> [EXERCISE AIM]
Output the lines that follow exactly as they are.

> [THE INPUT]

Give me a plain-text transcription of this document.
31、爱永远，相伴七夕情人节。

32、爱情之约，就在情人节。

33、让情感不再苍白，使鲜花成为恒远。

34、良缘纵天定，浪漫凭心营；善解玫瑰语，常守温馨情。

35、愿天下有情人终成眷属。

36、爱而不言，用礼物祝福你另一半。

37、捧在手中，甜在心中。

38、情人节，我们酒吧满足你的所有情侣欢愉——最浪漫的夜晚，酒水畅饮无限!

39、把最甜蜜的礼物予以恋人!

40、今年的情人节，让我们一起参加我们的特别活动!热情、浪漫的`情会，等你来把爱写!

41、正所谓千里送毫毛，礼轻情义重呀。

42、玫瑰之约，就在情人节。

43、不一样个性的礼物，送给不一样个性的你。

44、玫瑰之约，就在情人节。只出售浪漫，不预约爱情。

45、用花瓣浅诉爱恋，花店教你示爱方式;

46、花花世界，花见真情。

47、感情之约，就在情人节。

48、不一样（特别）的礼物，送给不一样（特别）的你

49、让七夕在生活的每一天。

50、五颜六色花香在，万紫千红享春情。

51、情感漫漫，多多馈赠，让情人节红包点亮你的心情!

> [WRITTEN RESPONSE]
Give me a plain-text transcription of this document.
31、爱永远，相伴七夕情人节。

32、爱情之约，就在情人节。

33、让情感不再苍白，使鲜花成为恒远。

34、良缘纵天定，浪漫凭心营；善解玫瑰语，常守温馨情。

35、愿天下有情人终成眷属。

36、爱而不言，用礼物祝福你另一半。

37、捧在手中，甜在心中。

38、情人节，我们酒吧满足你的所有情侣欢愉——最浪漫的夜晚，酒水畅饮无限!

39、把最甜蜜的礼物予以恋人!

40、今年的情人节，让我们一起参加我们的特别活动!热情、浪漫的`情会，等你来把爱写!

41、正所谓千里送毫毛，礼轻情义重呀。

42、玫瑰之约，就在情人节。

43、不一样个性的礼物，送给不一样个性的你。

44、玫瑰之约，就在情人节。只出售浪漫，不预约爱情。

45、用花瓣浅诉爱恋，花店教你示爱方式;

46、花花世界，花见真情。

47、感情之约，就在情人节。

48、不一样（特别）的礼物，送给不一样（特别）的你

49、让七夕在生活的每一天。

50、五颜六色花香在，万紫千红享春情。

51、情感漫漫，多多馈赠，让情人节红包点亮你的心情!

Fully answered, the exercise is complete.